>> Begin Source data

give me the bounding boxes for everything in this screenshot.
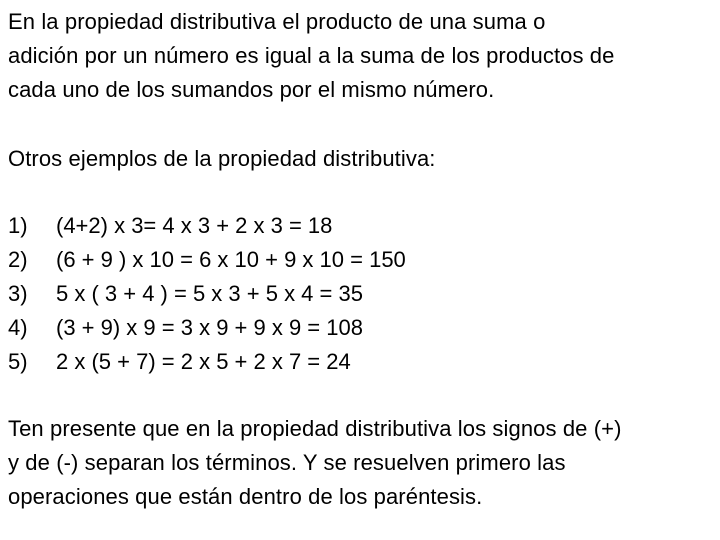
example-expression: (3 + 9) x 9 = 3 x 9 + 9 x 9 = 108 [56, 315, 363, 340]
example-row-2 [8, 243, 708, 277]
example-expression: (4+2) x 3= 4 x 3 + 2 x 3 = 18 [56, 213, 333, 238]
note-paragraph [8, 412, 714, 514]
intro-line-1: En la propiedad distributiva el producto de una suma o [8, 9, 546, 34]
example-expression: 2 x (5 + 7) = 2 x 5 + 2 x 7 = 24 [56, 349, 351, 374]
example-number: 1) [8, 213, 28, 238]
examples-heading: Otros ejemplos de la propiedad distributiva: [8, 146, 436, 171]
examples-list [8, 209, 708, 379]
example-row-4 [8, 311, 708, 345]
example-number: 2) [8, 247, 28, 272]
example-number: 5) [8, 349, 28, 374]
example-expression: 5 x ( 3 + 4 ) = 5 x 3 + 5 x 4 = 35 [56, 281, 363, 306]
note-line-3: operaciones que están dentro de los paréntesis. [8, 484, 483, 509]
example-number: 3) [8, 281, 28, 306]
intro-paragraph [8, 5, 714, 107]
note-line-1: Ten presente que en la propiedad distributiva los signos de (+) [8, 416, 622, 441]
example-number: 4) [8, 315, 28, 340]
example-expression: (6 + 9 ) x 10 = 6 x 10 + 9 x 10 = 150 [56, 247, 406, 272]
note-line-2: y de (-) separan los términos. Y se resuelven primero las [8, 450, 566, 475]
example-row-1 [8, 209, 708, 243]
example-row-3 [8, 277, 708, 311]
intro-line-3: cada uno de los sumandos por el mismo número. [8, 77, 495, 102]
example-row-5 [8, 345, 708, 379]
intro-line-2: adición por un número es igual a la suma de los productos de [8, 43, 615, 68]
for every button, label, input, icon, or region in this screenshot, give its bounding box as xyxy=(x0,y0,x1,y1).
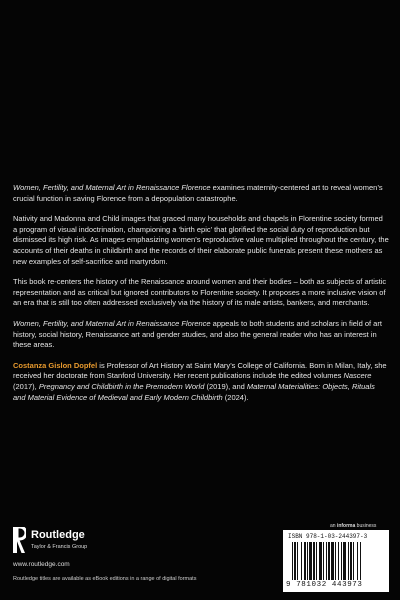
blurb-paragraph-3: This book re-centers the history of the Renaissance around women and their bodies – both as subjects of artistic representation and as critical but ignored contributors to Florentine society. It proposes a more inclusive vision of an era that is still too often addressed exclusively via the history of its male artists, bankers, and merchants. xyxy=(13,277,387,308)
routledge-logo-icon xyxy=(13,527,26,553)
isbn-barcode xyxy=(283,530,389,592)
book-title-ref: Women, Fertility, and Maternal Art in Renaissance Florence xyxy=(13,183,211,192)
publisher-imprint xyxy=(13,525,173,575)
blurb-paragraph-2: Nativity and Madonna and Child images that graced many households and chapels in Florentine society formed a program of visual indoctrination, championing a ‘birth epic’ that glorified the social duty of reproduction but dismissed its high risk. As images emphasizing women’s reproductive value multiplied throughout the century, the accounts of their deaths in childbirth and the records of their elaborate public funerals present these mothers as new examples of self-sacrifice and martyrdom. xyxy=(13,214,389,266)
author-bio: Costanza Gislon Dopfel is Professor of Art History at Saint Mary’s College of California. Born in Milan, Italy, she received her doctorate from Stanford University. Her recent publications include the edited volumes Nascere (2017), Pregnancy and Childbirth in the Premodern World (2019), and Maternal Materialities: Objects, Rituals and Material Evidence of Medieval and Early Modern Childbirth (2024). xyxy=(13,360,387,402)
publisher-group: Taylor & Francis Group xyxy=(31,544,88,550)
barcode-digits: 9 781032 443973 xyxy=(286,581,363,589)
blurb xyxy=(13,183,389,413)
blurb-paragraph-4: Women, Fertility, and Maternal Art in Renaissance Florence appeals to both students and scholars in field of art history, social history, Renaissance art and gender studies, and also the general reader who has an interest in these areas. xyxy=(13,318,382,350)
ebook-note: Routledge titles are available as eBook editions in a range of digital formats xyxy=(13,576,197,582)
informa-business-label: an informa business xyxy=(330,523,377,529)
isbn-label: ISBN 978-1-03-244397-3 xyxy=(288,533,368,540)
author-name: Costanza Gislon Dopfel xyxy=(13,360,98,370)
publisher-url[interactable]: www.routledge.com xyxy=(13,561,70,568)
blurb-paragraph-1: Women, Fertility, and Maternal Art in Renaissance Florence examines maternity-centered art to reveal women’s crucial function in saving Florence from a depopulation catastrophe. xyxy=(13,183,383,203)
book-title-ref: Women, Fertility, and Maternal Art in Renaissance Florence xyxy=(13,318,211,328)
publisher-name: Routledge xyxy=(31,529,85,541)
barcode-icon xyxy=(292,542,384,580)
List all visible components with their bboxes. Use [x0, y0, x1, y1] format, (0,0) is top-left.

>> End Source data

Challenge: Copy every line of the listing above word for word, leaving out the picture lines.

Task answer:
give me the bounding boxes for everything in this screenshot.
example-expression: (3 + 9) x 9 = 3 x 9 + 9 x 9 = 108 [56, 315, 363, 340]
example-row-2 [8, 243, 708, 277]
example-expression: (4+2) x 3= 4 x 3 + 2 x 3 = 18 [56, 213, 333, 238]
note-paragraph [8, 412, 714, 514]
intro-line-1: En la propiedad distributiva el producto de una suma o [8, 9, 546, 34]
example-expression: 2 x (5 + 7) = 2 x 5 + 2 x 7 = 24 [56, 349, 351, 374]
example-number: 1) [8, 213, 28, 238]
examples-heading: Otros ejemplos de la propiedad distributiva: [8, 146, 436, 171]
examples-list [8, 209, 708, 379]
example-row-4 [8, 311, 708, 345]
example-number: 2) [8, 247, 28, 272]
example-number: 5) [8, 349, 28, 374]
example-expression: 5 x ( 3 + 4 ) = 5 x 3 + 5 x 4 = 35 [56, 281, 363, 306]
note-line-3: operaciones que están dentro de los paréntesis. [8, 484, 483, 509]
example-number: 3) [8, 281, 28, 306]
intro-paragraph [8, 5, 714, 107]
note-line-1: Ten presente que en la propiedad distributiva los signos de (+) [8, 416, 622, 441]
example-number: 4) [8, 315, 28, 340]
example-expression: (6 + 9 ) x 10 = 6 x 10 + 9 x 10 = 150 [56, 247, 406, 272]
note-line-2: y de (-) separan los términos. Y se resuelven primero las [8, 450, 566, 475]
example-row-1 [8, 209, 708, 243]
example-row-3 [8, 277, 708, 311]
intro-line-3: cada uno de los sumandos por el mismo número. [8, 77, 495, 102]
example-row-5 [8, 345, 708, 379]
intro-line-2: adición por un número es igual a la suma de los productos de [8, 43, 615, 68]
for every button, label, input, icon, or region in this screenshot, give its bounding box as xyxy=(x0,y0,x1,y1).
blurb-paragraph-3: This book re-centers the history of the Renaissance around women and their bodies – both as subjects of artistic representation and as critical but ignored contributors to Florentine society. It proposes a more inclusive vision of an era that is still too often addressed exclusively via the history of its male artists, bankers, and merchants. xyxy=(13,277,387,308)
routledge-logo-icon xyxy=(13,527,26,553)
isbn-barcode xyxy=(283,530,389,592)
book-title-ref: Women, Fertility, and Maternal Art in Renaissance Florence xyxy=(13,183,211,192)
publisher-imprint xyxy=(13,525,173,575)
blurb-paragraph-2: Nativity and Madonna and Child images that graced many households and chapels in Florentine society formed a program of visual indoctrination, championing a ‘birth epic’ that glorified the social duty of reproduction but dismissed its high risk. As images emphasizing women’s reproductive value multiplied throughout the century, the accounts of their deaths in childbirth and the records of their elaborate public funerals present these mothers as new examples of self-sacrifice and martyrdom. xyxy=(13,214,389,266)
author-bio: Costanza Gislon Dopfel is Professor of Art History at Saint Mary’s College of California. Born in Milan, Italy, she received her doctorate from Stanford University. Her recent publications include the edited volumes Nascere (2017), Pregnancy and Childbirth in the Premodern World (2019), and Maternal Materialities: Objects, Rituals and Material Evidence of Medieval and Early Modern Childbirth (2024). xyxy=(13,360,387,402)
publisher-group: Taylor & Francis Group xyxy=(31,544,88,550)
barcode-digits: 9 781032 443973 xyxy=(286,581,363,589)
blurb xyxy=(13,183,389,413)
blurb-paragraph-4: Women, Fertility, and Maternal Art in Renaissance Florence appeals to both students and scholars in field of art history, social history, Renaissance art and gender studies, and also the general reader who has an interest in these areas. xyxy=(13,318,382,350)
ebook-note: Routledge titles are available as eBook editions in a range of digital formats xyxy=(13,576,197,582)
informa-business-label: an informa business xyxy=(330,523,377,529)
isbn-label: ISBN 978-1-03-244397-3 xyxy=(288,533,368,540)
author-name: Costanza Gislon Dopfel xyxy=(13,360,98,370)
publisher-url[interactable]: www.routledge.com xyxy=(13,561,70,568)
blurb-paragraph-1: Women, Fertility, and Maternal Art in Renaissance Florence examines maternity-centered art to reveal women’s crucial function in saving Florence from a depopulation catastrophe. xyxy=(13,183,383,203)
book-title-ref: Women, Fertility, and Maternal Art in Renaissance Florence xyxy=(13,318,211,328)
publisher-name: Routledge xyxy=(31,529,85,541)
barcode-icon xyxy=(292,542,384,580)
List all visible components with their bboxes. Use [x0, y0, x1, y1] format, (0,0) is top-left.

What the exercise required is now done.